- **Challenge**
What is the number of lines in the data that hold the string "pcwaishe"? Reply with that number only.

Stored data
= = =

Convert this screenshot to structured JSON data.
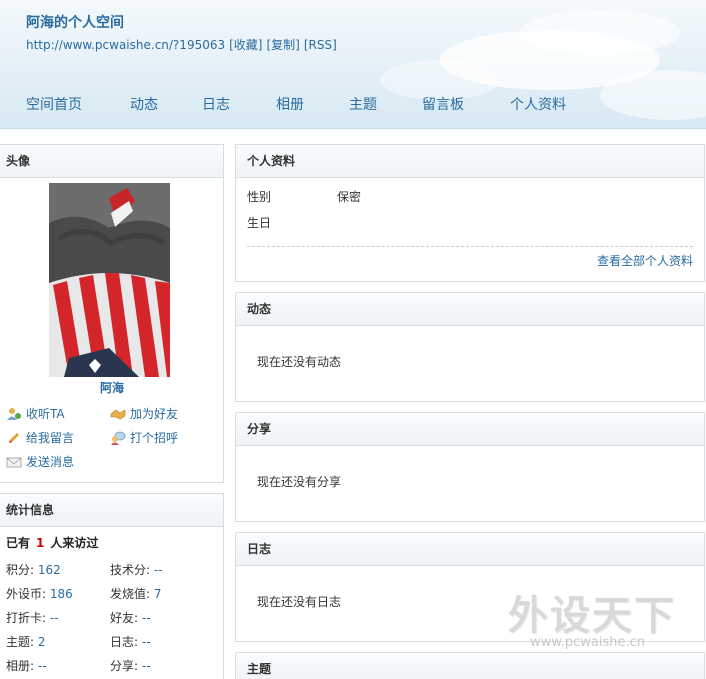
{
  "header": {
    "title": "阿海的个人空间",
    "url": "http://www.pcwaishe.cn/?195063",
    "links": [
      "[收藏]",
      "[复制]",
      "[RSS]"
    ]
  },
  "nav": [
    "空间首页",
    "动态",
    "日志",
    "相册",
    "主题",
    "留言板",
    "个人资料"
  ],
  "avatar_panel": {
    "title": "头像",
    "username": "阿海",
    "actions": [
      "收听TA",
      "加为好友",
      "给我留言",
      "打个招呼",
      "发送消息"
    ]
  },
  "stats_panel": {
    "title": "统计信息",
    "visits_prefix": "已有",
    "visits_count": "1",
    "visits_suffix": "人来访过",
    "items": [
      {
        "label": "积分:",
        "value": "162"
      },
      {
        "label": "技术分:",
        "value": "--"
      },
      {
        "label": "外设币:",
        "value": "186"
      },
      {
        "label": "发烧值:",
        "value": "7"
      },
      {
        "label": "打折卡:",
        "value": "--"
      },
      {
        "label": "好友:",
        "value": "--"
      },
      {
        "label": "主题:",
        "value": "2"
      },
      {
        "label": "日志:",
        "value": "--"
      },
      {
        "label": "相册:",
        "value": "--"
      },
      {
        "label": "分享:",
        "value": "--"
      }
    ]
  },
  "profile_panel": {
    "title": "个人资料",
    "gender_label": "性别",
    "gender_value": "保密",
    "birthday_label": "生日",
    "more_link": "查看全部个人资料"
  },
  "feed_panel": {
    "title": "动态",
    "empty": "现在还没有动态"
  },
  "share_panel": {
    "title": "分享",
    "empty": "现在还没有分享"
  },
  "blog_panel": {
    "title": "日志",
    "empty": "现在还没有日志"
  },
  "topic_panel": {
    "title": "主题"
  },
  "watermark": {
    "big": "外设天下",
    "small": "www.pcwaishe.cn"
  }
}
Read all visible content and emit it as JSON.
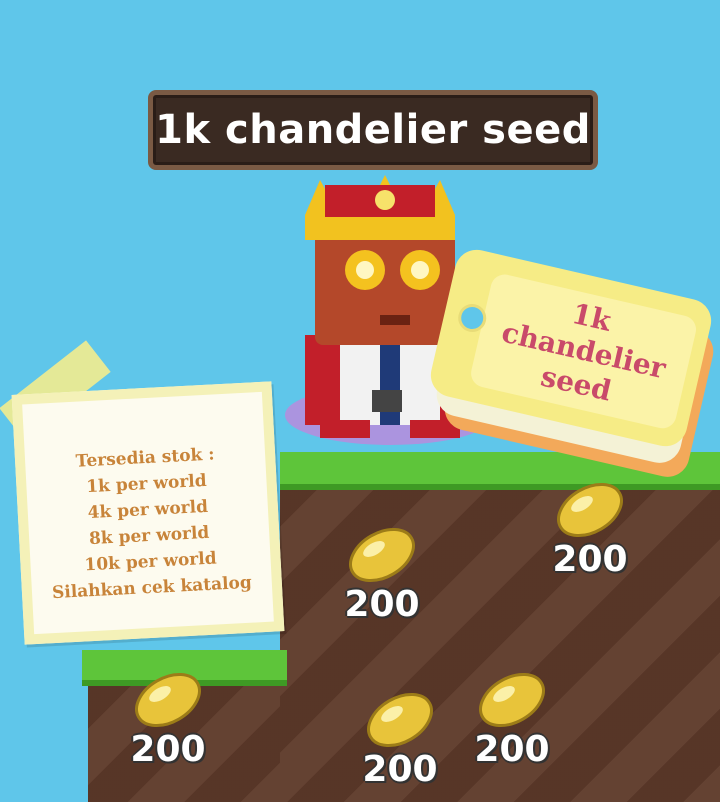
{
  "title": "1k chandelier seed",
  "tag": {
    "line1": "1k chandelier",
    "line2": "seed"
  },
  "note": {
    "lines": [
      "Tersedia stok :",
      "1k per world",
      "4k per world",
      "8k per world",
      "10k per world",
      "Silahkan cek katalog"
    ]
  },
  "seeds": [
    {
      "count": "200"
    },
    {
      "count": "200"
    },
    {
      "count": "200"
    },
    {
      "count": "200"
    },
    {
      "count": "200"
    }
  ],
  "colors": {
    "sky": "#5fc6ea",
    "grass": "#5ec53a",
    "dirt": "#5e3a2a",
    "seed_gold": "#e8c43a",
    "note_text": "#c8843a",
    "tag_text": "#c94a6a"
  },
  "icons": [
    "seed-icon",
    "crown-icon",
    "player-avatar"
  ]
}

= = =

- **Answer to the exercise**
2